• [DATA SHOWN]:
+---+
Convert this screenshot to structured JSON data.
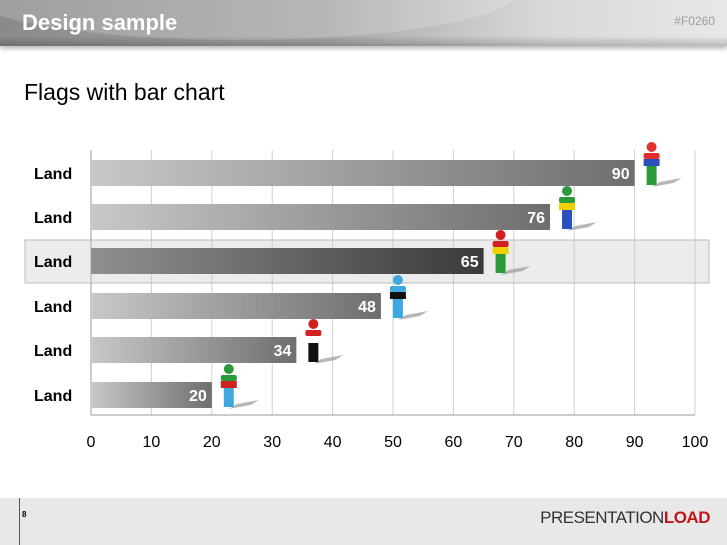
{
  "header": {
    "title": "Design sample",
    "code": "#F0260"
  },
  "subtitle": "Flags with bar chart",
  "footer": {
    "page": "8",
    "logo_part1": "PRESENTATION",
    "logo_part2": "LOAD"
  },
  "chart_data": {
    "type": "bar",
    "orientation": "horizontal",
    "categories": [
      "Land",
      "Land",
      "Land",
      "Land",
      "Land",
      "Land"
    ],
    "values": [
      90,
      76,
      65,
      48,
      34,
      20
    ],
    "highlighted_index": 2,
    "xlim": [
      0,
      100
    ],
    "xticks": [
      0,
      10,
      20,
      30,
      40,
      50,
      60,
      70,
      80,
      90,
      100
    ],
    "grid": true,
    "figure_colors": [
      [
        "#e03030",
        "#2a50c0",
        "#2a9a3a"
      ],
      [
        "#2a9a3a",
        "#f0d000",
        "#2a50c0"
      ],
      [
        "#d02020",
        "#f0d000",
        "#2a9a3a"
      ],
      [
        "#40a8e0",
        "#111111",
        "#40a8e0"
      ],
      [
        "#d02020",
        "#ffffff",
        "#111111"
      ],
      [
        "#2a9a3a",
        "#d02020",
        "#40a8e0"
      ]
    ]
  }
}
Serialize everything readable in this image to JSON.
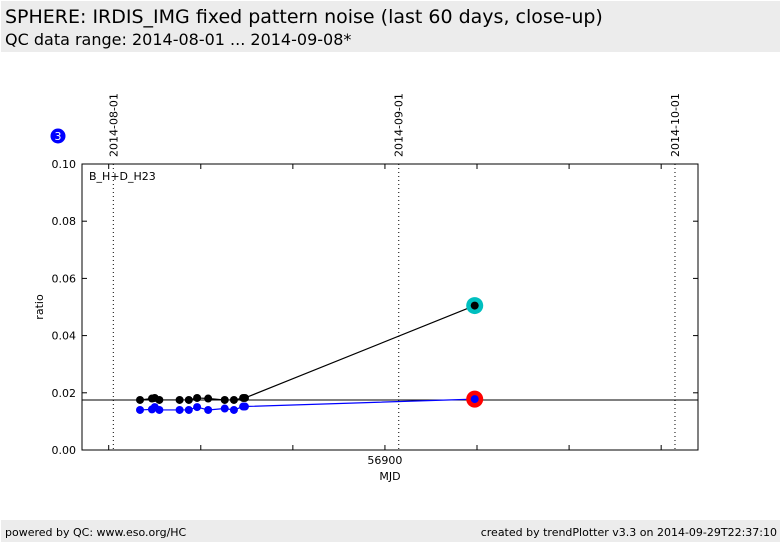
{
  "header": {
    "title": "SPHERE: IRDIS_IMG fixed pattern noise (last 60 days, close-up)",
    "subtitle": "QC data range: 2014-08-01 ... 2014-09-08*"
  },
  "footer": {
    "left": "powered by QC: www.eso.org/HC",
    "right": "created by trendPlotter v3.3 on 2014-09-29T22:37:10"
  },
  "badge": "3",
  "colors": {
    "series1": "#000000",
    "series2": "#0000ff",
    "highlight1": "#00bfbf",
    "highlight2": "#ff0000",
    "badge": "#0000ff"
  },
  "chart_data": {
    "type": "line",
    "panel_label": "B_H+D_H23",
    "xlabel": "MJD",
    "ylabel": "ratio",
    "xlim": [
      56867.1,
      56934.0
    ],
    "ylim": [
      0,
      0.1
    ],
    "xticks": [
      56870,
      56880,
      56890,
      56900,
      56910,
      56920,
      56930
    ],
    "xtick_labels": {
      "56900": "56900"
    },
    "yticks": [
      0.0,
      0.02,
      0.04,
      0.06,
      0.08,
      0.1
    ],
    "ytick_labels": [
      "0.00",
      "0.02",
      "0.04",
      "0.06",
      "0.08",
      "0.10"
    ],
    "date_markers": [
      {
        "mjd": 56870.5,
        "label": "2014-08-01"
      },
      {
        "mjd": 56901.5,
        "label": "2014-09-01"
      },
      {
        "mjd": 56931.5,
        "label": "2014-10-01"
      }
    ],
    "reference_line": 0.0175,
    "x": [
      56873.4,
      56874.7,
      56875.0,
      56875.5,
      56877.7,
      56878.7,
      56879.6,
      56880.8,
      56882.6,
      56883.6,
      56884.6,
      56884.8,
      56909.75
    ],
    "series": [
      {
        "values": [
          0.0175,
          0.018,
          0.0182,
          0.0175,
          0.0175,
          0.0175,
          0.0182,
          0.018,
          0.0175,
          0.0175,
          0.0182,
          0.0182,
          0.0505
        ],
        "color": "#000000",
        "last_highlight": "#00bfbf"
      },
      {
        "values": [
          0.014,
          0.0142,
          0.015,
          0.014,
          0.014,
          0.014,
          0.015,
          0.014,
          0.0145,
          0.014,
          0.0152,
          0.0152,
          0.0178
        ],
        "color": "#0000ff",
        "last_highlight": "#ff0000"
      }
    ]
  }
}
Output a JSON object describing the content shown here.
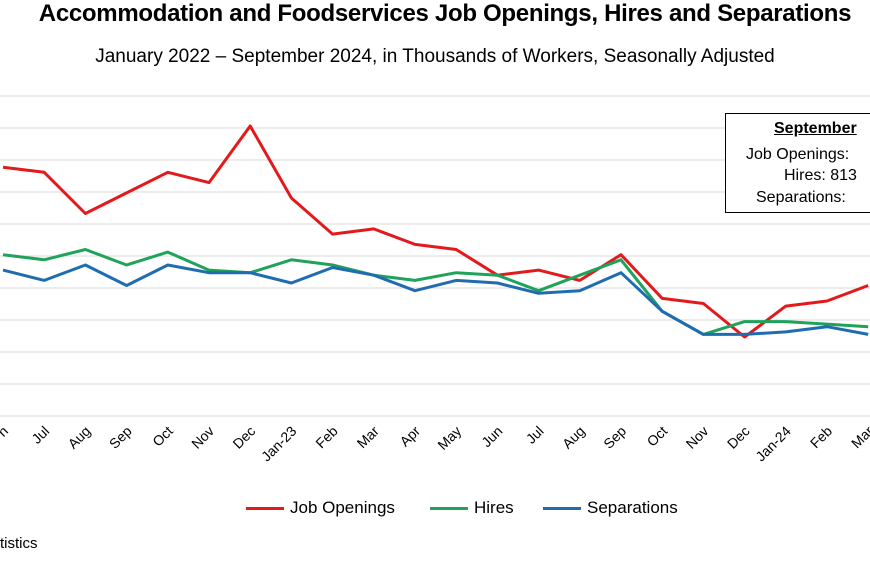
{
  "title": "Accommodation and Foodservices Job Openings, Hires and Separations",
  "subtitle": "January 2022 – September 2024, in Thousands of Workers, Seasonally Adjusted",
  "annotation": {
    "heading": "September",
    "lines": [
      "Job Openings:",
      "Hires: 813",
      "Separations:"
    ]
  },
  "source": "tistics",
  "chart_data": {
    "type": "line",
    "categories": [
      "Jun",
      "Jul",
      "Aug",
      "Sep",
      "Oct",
      "Nov",
      "Dec",
      "Jan-23",
      "Feb",
      "Mar",
      "Apr",
      "May",
      "Jun",
      "Jul",
      "Aug",
      "Sep",
      "Oct",
      "Nov",
      "Dec",
      "Jan-24",
      "Feb",
      "Mar"
    ],
    "category_labels": [
      "n",
      "Jul",
      "Aug",
      "Sep",
      "Oct",
      "Nov",
      "Dec",
      "Jan-23",
      "Feb",
      "Mar",
      "Apr",
      "May",
      "Jun",
      "Jul",
      "Aug",
      "Sep",
      "Oct",
      "Nov",
      "Dec",
      "Jan-24",
      "Feb",
      "Mar"
    ],
    "ylim": [
      0,
      1300
    ],
    "grid": true,
    "legend_position": "bottom",
    "series": [
      {
        "name": "Job Openings",
        "color": "#e31a1c",
        "values": [
          1270,
          1260,
          1180,
          1220,
          1260,
          1240,
          1350,
          1210,
          1140,
          1150,
          1120,
          1110,
          1060,
          1070,
          1050,
          1100,
          1015,
          1005,
          940,
          1000,
          1010,
          1040
        ]
      },
      {
        "name": "Hires",
        "color": "#1fa35b",
        "values": [
          1100,
          1090,
          1110,
          1080,
          1105,
          1070,
          1065,
          1090,
          1080,
          1060,
          1050,
          1065,
          1060,
          1030,
          1060,
          1090,
          990,
          945,
          970,
          970,
          965,
          960
        ]
      },
      {
        "name": "Separations",
        "color": "#1f6cb0",
        "values": [
          1070,
          1050,
          1080,
          1040,
          1080,
          1065,
          1065,
          1045,
          1075,
          1060,
          1030,
          1050,
          1045,
          1025,
          1030,
          1065,
          990,
          945,
          945,
          950,
          960,
          945
        ]
      }
    ]
  }
}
+---+
• [SHORT PROBLEM]:
Read the entries and select each line where the word "this" is found.

• [TASK SOLUTION]:
Convert this screenshot to structured JSON data.
Serialize everything readable in this image to JSON.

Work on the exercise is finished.